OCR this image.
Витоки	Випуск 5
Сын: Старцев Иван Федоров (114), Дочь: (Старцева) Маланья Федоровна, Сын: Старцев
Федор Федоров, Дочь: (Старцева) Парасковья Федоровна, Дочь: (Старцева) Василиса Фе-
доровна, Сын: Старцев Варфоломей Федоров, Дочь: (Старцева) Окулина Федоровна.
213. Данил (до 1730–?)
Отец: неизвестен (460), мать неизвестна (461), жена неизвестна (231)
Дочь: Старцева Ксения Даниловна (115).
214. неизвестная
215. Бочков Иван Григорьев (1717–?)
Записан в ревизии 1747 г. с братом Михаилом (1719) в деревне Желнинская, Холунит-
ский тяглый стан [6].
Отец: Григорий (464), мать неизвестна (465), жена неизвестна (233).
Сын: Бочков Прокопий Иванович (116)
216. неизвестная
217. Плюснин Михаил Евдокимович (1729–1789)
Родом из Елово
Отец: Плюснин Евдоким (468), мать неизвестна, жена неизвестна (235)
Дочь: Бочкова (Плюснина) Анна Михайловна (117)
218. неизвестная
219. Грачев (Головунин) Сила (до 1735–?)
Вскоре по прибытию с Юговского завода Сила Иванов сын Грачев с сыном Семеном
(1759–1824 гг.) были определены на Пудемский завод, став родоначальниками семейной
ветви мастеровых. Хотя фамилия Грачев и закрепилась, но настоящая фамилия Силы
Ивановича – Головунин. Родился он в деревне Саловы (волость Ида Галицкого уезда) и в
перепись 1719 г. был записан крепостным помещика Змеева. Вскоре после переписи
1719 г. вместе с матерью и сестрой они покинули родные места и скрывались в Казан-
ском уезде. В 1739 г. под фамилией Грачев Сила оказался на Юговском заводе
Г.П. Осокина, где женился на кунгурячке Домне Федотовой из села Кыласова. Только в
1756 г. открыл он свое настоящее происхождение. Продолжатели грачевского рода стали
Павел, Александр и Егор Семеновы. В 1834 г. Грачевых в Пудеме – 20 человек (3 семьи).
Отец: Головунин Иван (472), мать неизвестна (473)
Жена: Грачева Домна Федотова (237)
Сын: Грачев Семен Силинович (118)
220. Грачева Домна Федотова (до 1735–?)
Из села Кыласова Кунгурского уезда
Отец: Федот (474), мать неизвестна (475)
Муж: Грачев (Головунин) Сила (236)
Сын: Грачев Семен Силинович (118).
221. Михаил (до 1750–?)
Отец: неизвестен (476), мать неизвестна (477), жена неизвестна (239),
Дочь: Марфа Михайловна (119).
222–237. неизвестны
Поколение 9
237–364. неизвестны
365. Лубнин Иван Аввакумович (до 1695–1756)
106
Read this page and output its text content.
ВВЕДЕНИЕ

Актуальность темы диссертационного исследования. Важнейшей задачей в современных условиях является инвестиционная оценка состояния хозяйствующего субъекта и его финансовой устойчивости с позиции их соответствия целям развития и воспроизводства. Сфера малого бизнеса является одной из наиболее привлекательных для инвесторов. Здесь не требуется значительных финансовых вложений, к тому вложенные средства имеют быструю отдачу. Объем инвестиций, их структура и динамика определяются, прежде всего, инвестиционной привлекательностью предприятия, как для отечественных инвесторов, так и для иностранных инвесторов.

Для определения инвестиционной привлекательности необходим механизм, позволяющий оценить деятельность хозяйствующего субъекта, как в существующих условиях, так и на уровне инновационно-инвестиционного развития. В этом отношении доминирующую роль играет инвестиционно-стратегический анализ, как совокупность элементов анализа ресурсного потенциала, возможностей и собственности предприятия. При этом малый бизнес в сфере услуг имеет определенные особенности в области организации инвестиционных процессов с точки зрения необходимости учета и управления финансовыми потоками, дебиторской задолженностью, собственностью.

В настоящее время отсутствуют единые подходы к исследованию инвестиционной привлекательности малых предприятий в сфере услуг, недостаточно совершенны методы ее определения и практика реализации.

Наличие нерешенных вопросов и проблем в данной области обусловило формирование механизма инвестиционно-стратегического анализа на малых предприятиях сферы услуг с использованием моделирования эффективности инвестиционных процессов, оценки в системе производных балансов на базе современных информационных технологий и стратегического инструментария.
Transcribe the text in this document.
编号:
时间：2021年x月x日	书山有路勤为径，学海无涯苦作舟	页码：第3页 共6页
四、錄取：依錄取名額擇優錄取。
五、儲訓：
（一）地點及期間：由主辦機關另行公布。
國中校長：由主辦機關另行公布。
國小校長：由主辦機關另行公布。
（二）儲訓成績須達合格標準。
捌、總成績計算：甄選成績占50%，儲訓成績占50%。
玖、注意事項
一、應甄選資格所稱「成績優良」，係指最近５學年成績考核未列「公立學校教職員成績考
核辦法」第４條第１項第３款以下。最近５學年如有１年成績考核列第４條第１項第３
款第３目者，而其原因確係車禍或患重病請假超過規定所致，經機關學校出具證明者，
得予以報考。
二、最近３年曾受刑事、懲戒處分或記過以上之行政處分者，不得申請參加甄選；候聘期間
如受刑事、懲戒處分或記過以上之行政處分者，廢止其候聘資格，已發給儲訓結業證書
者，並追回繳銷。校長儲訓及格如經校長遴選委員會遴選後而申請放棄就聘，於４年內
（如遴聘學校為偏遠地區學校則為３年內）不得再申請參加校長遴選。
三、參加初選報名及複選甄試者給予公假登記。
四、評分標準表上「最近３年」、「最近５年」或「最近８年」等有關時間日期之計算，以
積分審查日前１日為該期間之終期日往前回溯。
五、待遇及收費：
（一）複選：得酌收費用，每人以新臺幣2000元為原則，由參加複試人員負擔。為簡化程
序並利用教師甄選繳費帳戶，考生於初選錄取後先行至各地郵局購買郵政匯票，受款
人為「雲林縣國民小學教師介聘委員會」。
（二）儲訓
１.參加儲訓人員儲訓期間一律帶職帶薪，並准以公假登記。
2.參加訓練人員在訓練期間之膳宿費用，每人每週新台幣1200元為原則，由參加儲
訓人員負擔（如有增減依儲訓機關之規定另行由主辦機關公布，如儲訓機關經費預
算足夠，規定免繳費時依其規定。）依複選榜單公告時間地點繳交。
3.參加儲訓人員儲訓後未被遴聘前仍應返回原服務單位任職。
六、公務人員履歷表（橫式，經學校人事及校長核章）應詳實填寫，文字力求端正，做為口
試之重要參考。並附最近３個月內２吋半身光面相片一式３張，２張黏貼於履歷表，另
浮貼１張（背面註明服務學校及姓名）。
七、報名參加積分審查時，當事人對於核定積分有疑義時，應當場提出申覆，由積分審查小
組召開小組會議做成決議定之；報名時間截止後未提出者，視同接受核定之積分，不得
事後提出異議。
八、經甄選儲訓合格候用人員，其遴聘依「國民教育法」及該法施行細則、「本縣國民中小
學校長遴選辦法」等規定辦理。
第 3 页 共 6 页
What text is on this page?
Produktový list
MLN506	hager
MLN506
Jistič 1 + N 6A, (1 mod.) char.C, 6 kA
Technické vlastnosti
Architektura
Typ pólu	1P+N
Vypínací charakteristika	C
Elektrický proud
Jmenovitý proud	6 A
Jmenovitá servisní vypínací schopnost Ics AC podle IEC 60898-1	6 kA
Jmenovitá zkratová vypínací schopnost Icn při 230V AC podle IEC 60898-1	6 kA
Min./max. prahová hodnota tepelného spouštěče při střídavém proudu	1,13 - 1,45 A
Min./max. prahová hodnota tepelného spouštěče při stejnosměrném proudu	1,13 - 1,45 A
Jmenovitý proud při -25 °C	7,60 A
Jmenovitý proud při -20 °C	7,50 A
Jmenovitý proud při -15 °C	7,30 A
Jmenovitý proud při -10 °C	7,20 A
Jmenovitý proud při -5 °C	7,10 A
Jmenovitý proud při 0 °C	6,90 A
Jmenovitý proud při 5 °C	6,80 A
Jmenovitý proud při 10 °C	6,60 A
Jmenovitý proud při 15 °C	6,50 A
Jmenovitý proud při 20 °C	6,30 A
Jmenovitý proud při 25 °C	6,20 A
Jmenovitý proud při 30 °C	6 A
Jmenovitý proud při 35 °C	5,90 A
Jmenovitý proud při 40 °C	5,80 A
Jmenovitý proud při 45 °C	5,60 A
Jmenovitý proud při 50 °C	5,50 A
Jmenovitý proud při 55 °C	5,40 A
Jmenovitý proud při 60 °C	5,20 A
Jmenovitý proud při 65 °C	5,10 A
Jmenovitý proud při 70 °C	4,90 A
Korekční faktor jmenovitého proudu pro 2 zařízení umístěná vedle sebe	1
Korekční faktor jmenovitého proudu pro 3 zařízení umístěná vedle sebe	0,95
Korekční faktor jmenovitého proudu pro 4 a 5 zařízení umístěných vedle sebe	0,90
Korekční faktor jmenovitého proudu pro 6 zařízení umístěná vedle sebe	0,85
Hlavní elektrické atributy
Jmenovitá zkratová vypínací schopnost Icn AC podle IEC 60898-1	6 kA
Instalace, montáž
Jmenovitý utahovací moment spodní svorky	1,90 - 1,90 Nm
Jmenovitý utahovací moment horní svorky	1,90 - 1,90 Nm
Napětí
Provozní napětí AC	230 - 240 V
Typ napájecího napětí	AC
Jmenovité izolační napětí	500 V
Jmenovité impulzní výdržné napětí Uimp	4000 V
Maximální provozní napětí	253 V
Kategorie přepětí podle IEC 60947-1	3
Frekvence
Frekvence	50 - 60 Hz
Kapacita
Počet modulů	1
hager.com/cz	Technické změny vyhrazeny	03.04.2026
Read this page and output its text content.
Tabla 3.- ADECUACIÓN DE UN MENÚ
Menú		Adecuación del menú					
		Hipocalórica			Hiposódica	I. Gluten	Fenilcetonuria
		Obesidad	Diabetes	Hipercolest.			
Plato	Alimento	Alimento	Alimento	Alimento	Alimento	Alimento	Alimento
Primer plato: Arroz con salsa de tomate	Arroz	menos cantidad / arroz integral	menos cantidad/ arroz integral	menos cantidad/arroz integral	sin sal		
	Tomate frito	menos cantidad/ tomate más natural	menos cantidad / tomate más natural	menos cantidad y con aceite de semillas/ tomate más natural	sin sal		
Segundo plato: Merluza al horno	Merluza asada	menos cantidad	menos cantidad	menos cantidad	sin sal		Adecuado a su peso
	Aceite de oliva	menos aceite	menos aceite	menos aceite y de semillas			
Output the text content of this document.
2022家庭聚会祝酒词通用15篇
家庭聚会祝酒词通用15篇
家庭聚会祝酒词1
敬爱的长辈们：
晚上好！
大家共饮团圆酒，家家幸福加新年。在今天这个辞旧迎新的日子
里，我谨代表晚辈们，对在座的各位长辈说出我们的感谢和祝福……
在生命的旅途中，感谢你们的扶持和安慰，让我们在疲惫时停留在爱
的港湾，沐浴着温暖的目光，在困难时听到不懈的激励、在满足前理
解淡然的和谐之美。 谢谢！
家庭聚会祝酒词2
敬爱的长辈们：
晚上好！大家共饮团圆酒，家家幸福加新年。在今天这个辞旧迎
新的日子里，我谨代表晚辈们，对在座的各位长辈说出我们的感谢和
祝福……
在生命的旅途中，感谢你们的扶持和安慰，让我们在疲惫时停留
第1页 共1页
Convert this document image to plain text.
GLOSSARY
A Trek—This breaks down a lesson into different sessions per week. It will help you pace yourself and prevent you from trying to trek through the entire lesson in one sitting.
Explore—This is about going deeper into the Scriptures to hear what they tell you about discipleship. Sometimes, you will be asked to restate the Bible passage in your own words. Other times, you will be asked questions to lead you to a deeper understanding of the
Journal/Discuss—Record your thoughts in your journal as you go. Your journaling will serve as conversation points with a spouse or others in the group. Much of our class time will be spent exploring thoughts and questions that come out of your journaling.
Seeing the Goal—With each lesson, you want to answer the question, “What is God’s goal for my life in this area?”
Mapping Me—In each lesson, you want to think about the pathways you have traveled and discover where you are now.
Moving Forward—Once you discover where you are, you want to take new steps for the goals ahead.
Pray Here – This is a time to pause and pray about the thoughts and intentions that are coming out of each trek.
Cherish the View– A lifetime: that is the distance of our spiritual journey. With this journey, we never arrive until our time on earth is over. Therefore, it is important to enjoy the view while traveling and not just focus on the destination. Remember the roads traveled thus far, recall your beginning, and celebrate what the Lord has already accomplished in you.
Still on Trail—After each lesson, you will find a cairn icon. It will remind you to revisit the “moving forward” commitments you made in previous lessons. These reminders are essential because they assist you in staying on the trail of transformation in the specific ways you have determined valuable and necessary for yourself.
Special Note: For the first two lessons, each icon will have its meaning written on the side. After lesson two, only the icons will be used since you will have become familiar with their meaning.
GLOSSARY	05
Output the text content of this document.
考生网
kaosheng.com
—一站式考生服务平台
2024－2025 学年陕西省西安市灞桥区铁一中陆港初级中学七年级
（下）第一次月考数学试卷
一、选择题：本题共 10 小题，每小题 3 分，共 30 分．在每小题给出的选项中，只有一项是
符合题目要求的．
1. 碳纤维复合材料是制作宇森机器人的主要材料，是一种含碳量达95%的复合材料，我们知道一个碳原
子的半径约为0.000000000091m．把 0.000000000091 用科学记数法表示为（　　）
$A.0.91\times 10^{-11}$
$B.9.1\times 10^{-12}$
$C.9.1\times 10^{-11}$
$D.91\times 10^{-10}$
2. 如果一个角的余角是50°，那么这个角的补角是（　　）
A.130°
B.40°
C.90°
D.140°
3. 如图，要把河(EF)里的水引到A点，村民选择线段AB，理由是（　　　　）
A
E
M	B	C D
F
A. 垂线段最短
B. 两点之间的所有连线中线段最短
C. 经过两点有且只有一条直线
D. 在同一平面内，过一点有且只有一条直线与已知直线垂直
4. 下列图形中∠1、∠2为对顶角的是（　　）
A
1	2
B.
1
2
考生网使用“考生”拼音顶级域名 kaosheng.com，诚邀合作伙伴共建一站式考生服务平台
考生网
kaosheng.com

——

TASK DIRECTIONS: Copy every line that includes the string "Дочь" from the material above.

ANSWER TO THIS EXERCISE:
Сын: Старцев Иван Федоров (114), Дочь: (Старцева) Маланья Федоровна, Сын: Старцев
Федор Федоров, Дочь: (Старцева) Парасковья Федоровна, Дочь: (Старцева) Василиса Фе-
доровна, Сын: Старцев Варфоломей Федоров, Дочь: (Старцева) Окулина Федоровна.
Дочь: Старцева Ксения Даниловна (115).
Дочь: Бочкова (Плюснина) Анна Михайловна (117)
Дочь: Марфа Михайловна (119).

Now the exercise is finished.